→ **GIVEN EXERCISE**: Copy all records verbatim.

____

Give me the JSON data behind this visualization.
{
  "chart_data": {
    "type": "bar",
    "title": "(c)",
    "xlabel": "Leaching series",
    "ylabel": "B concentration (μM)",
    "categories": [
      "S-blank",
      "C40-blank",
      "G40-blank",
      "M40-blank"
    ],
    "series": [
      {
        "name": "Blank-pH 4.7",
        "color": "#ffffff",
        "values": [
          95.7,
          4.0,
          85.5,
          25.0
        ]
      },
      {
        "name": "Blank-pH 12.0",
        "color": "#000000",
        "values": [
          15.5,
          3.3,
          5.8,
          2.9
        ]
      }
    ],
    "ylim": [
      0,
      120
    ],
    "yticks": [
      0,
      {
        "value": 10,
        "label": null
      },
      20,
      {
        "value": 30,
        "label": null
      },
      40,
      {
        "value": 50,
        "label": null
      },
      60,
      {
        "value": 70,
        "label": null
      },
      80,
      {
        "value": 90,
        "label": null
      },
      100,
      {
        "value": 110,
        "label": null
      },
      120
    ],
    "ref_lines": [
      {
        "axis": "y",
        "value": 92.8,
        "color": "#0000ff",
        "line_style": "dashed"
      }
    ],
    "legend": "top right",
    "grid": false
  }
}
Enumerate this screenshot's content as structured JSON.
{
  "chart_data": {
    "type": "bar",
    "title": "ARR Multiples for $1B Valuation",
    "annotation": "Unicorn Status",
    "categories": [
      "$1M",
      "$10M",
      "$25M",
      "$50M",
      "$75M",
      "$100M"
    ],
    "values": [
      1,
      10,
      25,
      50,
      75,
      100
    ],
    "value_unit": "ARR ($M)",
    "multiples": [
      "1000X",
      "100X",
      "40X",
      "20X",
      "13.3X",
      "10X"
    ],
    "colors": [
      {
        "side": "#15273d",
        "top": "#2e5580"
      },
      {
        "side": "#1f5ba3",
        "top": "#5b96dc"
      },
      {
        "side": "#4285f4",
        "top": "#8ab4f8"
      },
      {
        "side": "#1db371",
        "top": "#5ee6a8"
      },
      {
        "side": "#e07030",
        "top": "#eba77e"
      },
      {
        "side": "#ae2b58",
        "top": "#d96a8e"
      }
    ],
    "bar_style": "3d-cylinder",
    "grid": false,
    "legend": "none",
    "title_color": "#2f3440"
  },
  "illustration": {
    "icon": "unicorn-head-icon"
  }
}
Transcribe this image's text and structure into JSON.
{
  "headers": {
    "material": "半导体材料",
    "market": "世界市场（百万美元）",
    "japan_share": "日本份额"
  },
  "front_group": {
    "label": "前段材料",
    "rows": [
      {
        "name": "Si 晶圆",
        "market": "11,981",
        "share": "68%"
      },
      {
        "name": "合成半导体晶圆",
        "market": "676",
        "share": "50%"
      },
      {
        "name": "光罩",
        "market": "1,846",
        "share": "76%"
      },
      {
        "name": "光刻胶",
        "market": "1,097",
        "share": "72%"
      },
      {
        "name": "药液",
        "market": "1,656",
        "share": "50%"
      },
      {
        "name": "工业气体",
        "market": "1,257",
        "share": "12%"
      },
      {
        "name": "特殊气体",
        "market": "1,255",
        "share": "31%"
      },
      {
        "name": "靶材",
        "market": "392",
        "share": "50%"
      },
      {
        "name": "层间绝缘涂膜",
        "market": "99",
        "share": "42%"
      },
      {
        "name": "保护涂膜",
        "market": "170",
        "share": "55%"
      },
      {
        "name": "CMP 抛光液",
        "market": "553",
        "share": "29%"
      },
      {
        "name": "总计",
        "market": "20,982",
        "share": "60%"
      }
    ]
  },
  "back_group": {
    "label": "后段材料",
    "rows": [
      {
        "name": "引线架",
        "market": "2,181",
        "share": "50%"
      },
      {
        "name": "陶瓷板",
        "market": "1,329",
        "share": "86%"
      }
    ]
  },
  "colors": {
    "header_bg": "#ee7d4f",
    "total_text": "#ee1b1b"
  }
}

____

→ **SOLUTION TO THIS TASK**:
Give me the JSON data behind this visualization.
{
  "chart_data": {
    "type": "bar",
    "title": "(c)",
    "xlabel": "Leaching series",
    "ylabel": "B concentration (μM)",
    "categories": [
      "S-blank",
      "C40-blank",
      "G40-blank",
      "M40-blank"
    ],
    "series": [
      {
        "name": "Blank-pH 4.7",
        "color": "#ffffff",
        "values": [
          95.7,
          4.0,
          85.5,
          25.0
        ]
      },
      {
        "name": "Blank-pH 12.0",
        "color": "#000000",
        "values": [
          15.5,
          3.3,
          5.8,
          2.9
        ]
      }
    ],
    "ylim": [
      0,
      120
    ],
    "yticks": [
      0,
      {
        "value": 10,
        "label": null
      },
      20,
      {
        "value": 30,
        "label": null
      },
      40,
      {
        "value": 50,
        "label": null
      },
      60,
      {
        "value": 70,
        "label": null
      },
      80,
      {
        "value": 90,
        "label": null
      },
      100,
      {
        "value": 110,
        "label": null
      },
      120
    ],
    "ref_lines": [
      {
        "axis": "y",
        "value": 92.8,
        "color": "#0000ff",
        "line_style": "dashed"
      }
    ],
    "legend": "top right",
    "grid": false
  }
}
Enumerate this screenshot's content as structured JSON.
{
  "chart_data": {
    "type": "bar",
    "title": "ARR Multiples for $1B Valuation",
    "annotation": "Unicorn Status",
    "categories": [
      "$1M",
      "$10M",
      "$25M",
      "$50M",
      "$75M",
      "$100M"
    ],
    "values": [
      1,
      10,
      25,
      50,
      75,
      100
    ],
    "value_unit": "ARR ($M)",
    "multiples": [
      "1000X",
      "100X",
      "40X",
      "20X",
      "13.3X",
      "10X"
    ],
    "colors": [
      {
        "side": "#15273d",
        "top": "#2e5580"
      },
      {
        "side": "#1f5ba3",
        "top": "#5b96dc"
      },
      {
        "side": "#4285f4",
        "top": "#8ab4f8"
      },
      {
        "side": "#1db371",
        "top": "#5ee6a8"
      },
      {
        "side": "#e07030",
        "top": "#eba77e"
      },
      {
        "side": "#ae2b58",
        "top": "#d96a8e"
      }
    ],
    "bar_style": "3d-cylinder",
    "grid": false,
    "legend": "none",
    "title_color": "#2f3440"
  },
  "illustration": {
    "icon": "unicorn-head-icon"
  }
}
Transcribe this image's text and structure into JSON.
{
  "headers": {
    "material": "半导体材料",
    "market": "世界市场（百万美元）",
    "japan_share": "日本份额"
  },
  "front_group": {
    "label": "前段材料",
    "rows": [
      {
        "name": "Si 晶圆",
        "market": "11,981",
        "share": "68%"
      },
      {
        "name": "合成半导体晶圆",
        "market": "676",
        "share": "50%"
      },
      {
        "name": "光罩",
        "market": "1,846",
        "share": "76%"
      },
      {
        "name": "光刻胶",
        "market": "1,097",
        "share": "72%"
      },
      {
        "name": "药液",
        "market": "1,656",
        "share": "50%"
      },
      {
        "name": "工业气体",
        "market": "1,257",
        "share": "12%"
      },
      {
        "name": "特殊气体",
        "market": "1,255",
        "share": "31%"
      },
      {
        "name": "靶材",
        "market": "392",
        "share": "50%"
      },
      {
        "name": "层间绝缘涂膜",
        "market": "99",
        "share": "42%"
      },
      {
        "name": "保护涂膜",
        "market": "170",
        "share": "55%"
      },
      {
        "name": "CMP 抛光液",
        "market": "553",
        "share": "29%"
      },
      {
        "name": "总计",
        "market": "20,982",
        "share": "60%"
      }
    ]
  },
  "back_group": {
    "label": "后段材料",
    "rows": [
      {
        "name": "引线架",
        "market": "2,181",
        "share": "50%"
      },
      {
        "name": "陶瓷板",
        "market": "1,329",
        "share": "86%"
      }
    ]
  },
  "colors": {
    "header_bg": "#ee7d4f",
    "total_text": "#ee1b1b"
  }
}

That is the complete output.